┌────────

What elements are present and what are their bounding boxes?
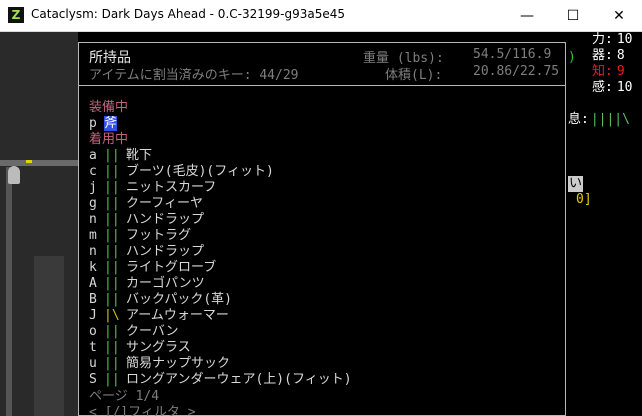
filter-button[interactable]: < [/]フィルタ > xyxy=(89,401,196,416)
inventory-item[interactable]: A || カーゴパンツ xyxy=(89,272,205,291)
maximize-button[interactable]: ☐ xyxy=(550,0,596,31)
small-value: 0] xyxy=(576,192,592,207)
header-divider xyxy=(79,85,565,86)
stat-int: 知: 9 xyxy=(592,64,625,79)
assigned-keys: アイテムに割当済みのキー: 44/29 xyxy=(89,68,299,83)
map-wall xyxy=(0,160,78,166)
inventory-item[interactable]: o || クーバン xyxy=(89,320,179,339)
weight-value: 54.5/116.9 xyxy=(473,47,552,62)
inventory-item[interactable]: u || 簡易ナップサック xyxy=(89,352,230,371)
inventory-item[interactable]: j || ニットスカーフ xyxy=(89,176,216,195)
breath-meter: 息: ||||\ xyxy=(568,112,630,127)
inventory-item[interactable]: k || ライトグローブ xyxy=(89,256,216,275)
inventory-item[interactable]: t || サングラス xyxy=(89,336,191,355)
close-button[interactable]: ✕ xyxy=(596,0,642,31)
inventory-item[interactable]: S || ロングアンダーウェア(上)(フィット) xyxy=(89,368,352,387)
map-wall xyxy=(34,256,64,416)
inventory-item[interactable]: c || ブーツ(毛皮)(フィット) xyxy=(89,160,274,179)
player-figure-icon xyxy=(8,166,20,184)
inventory-item[interactable]: g || クーフィーヤ xyxy=(89,192,203,211)
game-viewport[interactable]: 力: 10 器: 8 知: 9 感: 10 息: ||||\ ) い 0] 所持品 重量 … xyxy=(0,32,642,416)
inventory-item[interactable]: m || フットラグ xyxy=(89,224,191,243)
app-icon: Z xyxy=(8,7,24,23)
stat-str: 力: 10 xyxy=(592,32,633,47)
inventory-window: 所持品 重量 (lbs): 54.5/116.9 アイテムに割当済みのキー: 4… xyxy=(78,42,566,416)
volume-label: 体積(L): xyxy=(385,68,443,83)
inventory-item[interactable]: J |\ アームウォーマー xyxy=(89,304,229,323)
inventory-item[interactable]: n || ハンドラップ xyxy=(89,240,204,259)
volume-value: 20.86/22.75 xyxy=(473,64,560,79)
stat-per: 感: 10 xyxy=(592,80,633,95)
inventory-item[interactable]: a || 靴下 xyxy=(89,144,152,163)
partial-paren: ) xyxy=(568,50,576,65)
small-tag: い xyxy=(568,176,584,192)
window-title: Cataclysm: Dark Days Ahead - 0.C-32199-g… xyxy=(31,7,345,21)
inventory-item[interactable]: n || ハンドラップ xyxy=(89,208,204,227)
minimize-button[interactable]: — xyxy=(504,0,550,31)
inventory-item[interactable]: B || バックパック(革) xyxy=(89,288,232,307)
map-wall xyxy=(6,167,12,416)
window-titlebar: Z Cataclysm: Dark Days Ahead - 0.C-32199… xyxy=(0,0,642,32)
stat-dex: 器: 8 xyxy=(592,48,625,63)
map-marker-icon xyxy=(26,160,32,163)
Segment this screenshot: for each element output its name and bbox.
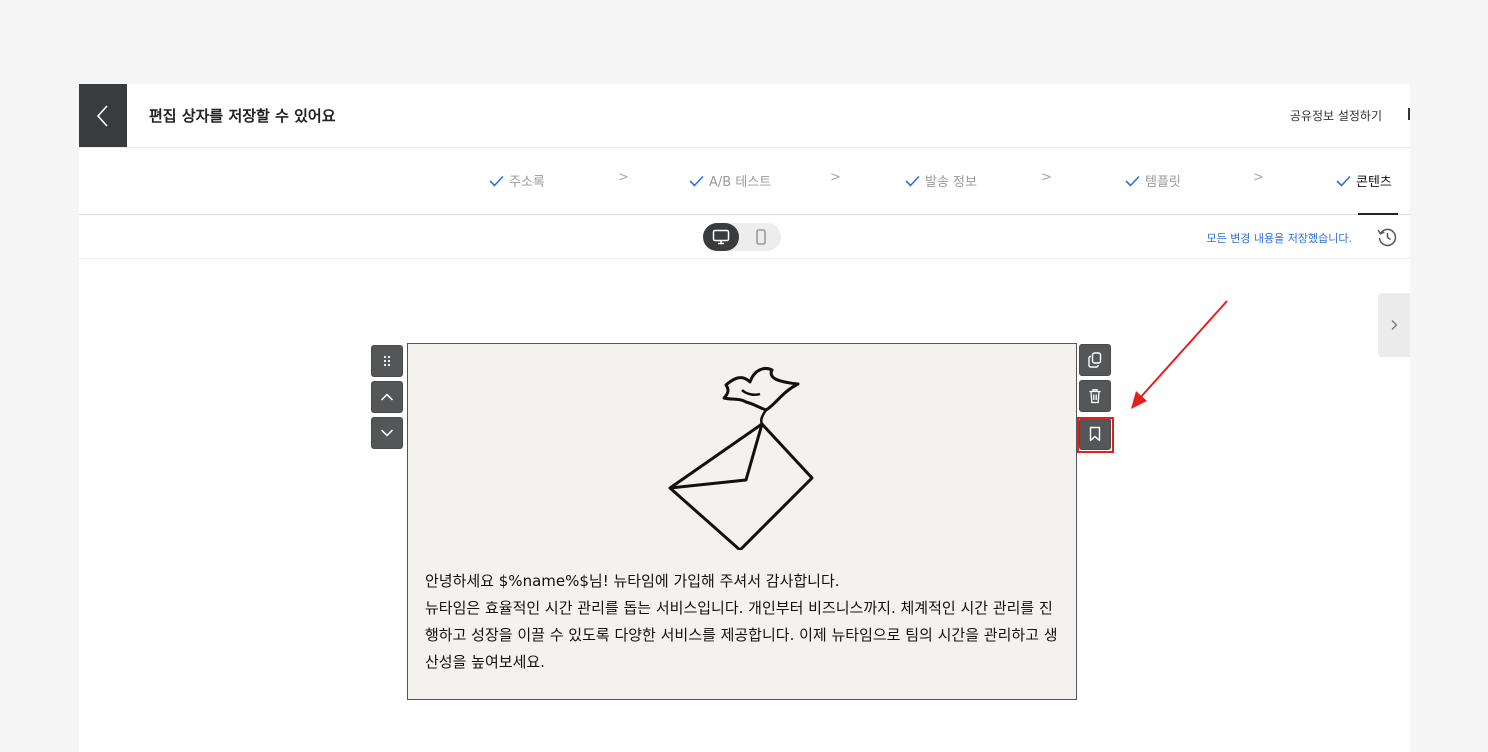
mobile-view-button[interactable] xyxy=(743,223,779,251)
step-separator: > xyxy=(618,170,629,185)
step-ab-test[interactable]: A/B 테스트 xyxy=(689,171,771,190)
history-icon[interactable] xyxy=(1376,226,1398,248)
delete-block-button[interactable] xyxy=(1079,380,1111,412)
drag-handle-icon xyxy=(383,355,391,367)
phone-icon xyxy=(756,229,766,245)
device-toggle xyxy=(703,223,781,251)
desktop-view-button[interactable] xyxy=(703,223,739,251)
header: 편집 상자를 저장할 수 있어요 공유정보 설정하기 xyxy=(79,84,1410,148)
page-title: 편집 상자를 저장할 수 있어요 xyxy=(149,107,336,125)
step-separator: > xyxy=(1041,170,1052,185)
check-icon xyxy=(1125,175,1140,187)
step-separator: > xyxy=(1253,170,1264,185)
check-icon xyxy=(1336,175,1351,187)
step-label: 템플릿 xyxy=(1145,175,1181,190)
step-content[interactable]: 콘텐츠 xyxy=(1336,171,1392,190)
step-navigation: 주소록 > A/B 테스트 > 발송 정보 > 템플릿 > 콘텐츠 xyxy=(79,148,1410,215)
step-label: A/B 테스트 xyxy=(709,175,772,190)
step-address-book[interactable]: 주소록 xyxy=(489,171,545,190)
header-edge-marker xyxy=(1408,108,1410,120)
step-template[interactable]: 템플릿 xyxy=(1125,171,1181,190)
side-panel-toggle[interactable] xyxy=(1378,293,1410,357)
step-label: 주소록 xyxy=(509,175,545,190)
chevron-up-icon xyxy=(380,393,394,401)
content-block[interactable]: 안녕하세요 $%name%$님! 뉴타임에 가입해 주셔서 감사합니다. 뉴타임… xyxy=(407,343,1077,700)
block-text[interactable]: 안녕하세요 $%name%$님! 뉴타임에 가입해 주셔서 감사합니다. 뉴타임… xyxy=(425,568,1065,676)
step-send-info[interactable]: 발송 정보 xyxy=(905,171,977,190)
block-paragraph: 안녕하세요 $%name%$님! 뉴타임에 가입해 주셔서 감사합니다. xyxy=(425,572,840,590)
step-label: 발송 정보 xyxy=(925,175,977,190)
check-icon xyxy=(689,175,704,187)
chevron-right-icon xyxy=(1391,320,1398,330)
duplicate-block-button[interactable] xyxy=(1079,344,1111,376)
chevron-left-icon xyxy=(96,104,108,127)
editor-app: 편집 상자를 저장할 수 있어요 공유정보 설정하기 주소록 > A/B 테스트… xyxy=(79,84,1410,752)
check-icon xyxy=(489,175,504,187)
trash-icon xyxy=(1089,389,1101,404)
back-button[interactable] xyxy=(79,84,127,147)
editor-toolbar: 모든 변경 내용을 저장했습니다. xyxy=(79,215,1410,259)
move-down-button[interactable] xyxy=(371,417,403,449)
save-status: 모든 변경 내용을 저장했습니다. xyxy=(1206,232,1352,245)
annotation-highlight-box xyxy=(1077,417,1114,453)
step-label: 콘텐츠 xyxy=(1356,175,1392,190)
chevron-down-icon xyxy=(380,429,394,437)
share-settings-link[interactable]: 공유정보 설정하기 xyxy=(1290,107,1382,124)
monitor-icon xyxy=(712,229,730,245)
copy-icon xyxy=(1088,352,1102,368)
drag-handle[interactable] xyxy=(371,345,403,377)
step-separator: > xyxy=(830,170,841,185)
envelope-illustration xyxy=(668,367,814,550)
move-up-button[interactable] xyxy=(371,381,403,413)
block-paragraph: 뉴타임은 효율적인 시간 관리를 돕는 서비스입니다. 개인부터 비즈니스까지.… xyxy=(425,599,1058,671)
check-icon xyxy=(905,175,920,187)
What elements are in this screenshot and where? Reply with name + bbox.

└────────

Your goal - Copy out, character for character, the lines that begin with the one containing "mobile-view-button[interactable] xyxy=(743,223,779,251)" and end with the one containing "page-title: 편집 상자를", including both of those lines.

Answer to this task -
mobile-view-button[interactable] xyxy=(743,223,779,251)
step-separator: > xyxy=(618,170,629,185)
step-ab-test[interactable]: A/B 테스트 xyxy=(689,171,771,190)
history-icon[interactable] xyxy=(1376,226,1398,248)
delete-block-button[interactable] xyxy=(1079,380,1111,412)
drag-handle-icon xyxy=(383,355,391,367)
phone-icon xyxy=(756,229,766,245)
device-toggle xyxy=(703,223,781,251)
desktop-view-button[interactable] xyxy=(703,223,739,251)
header: 편집 상자를 저장할 수 있어요 공유정보 설정하기 xyxy=(79,84,1410,148)
page-title: 편집 상자를 저장할 수 있어요 xyxy=(149,107,336,125)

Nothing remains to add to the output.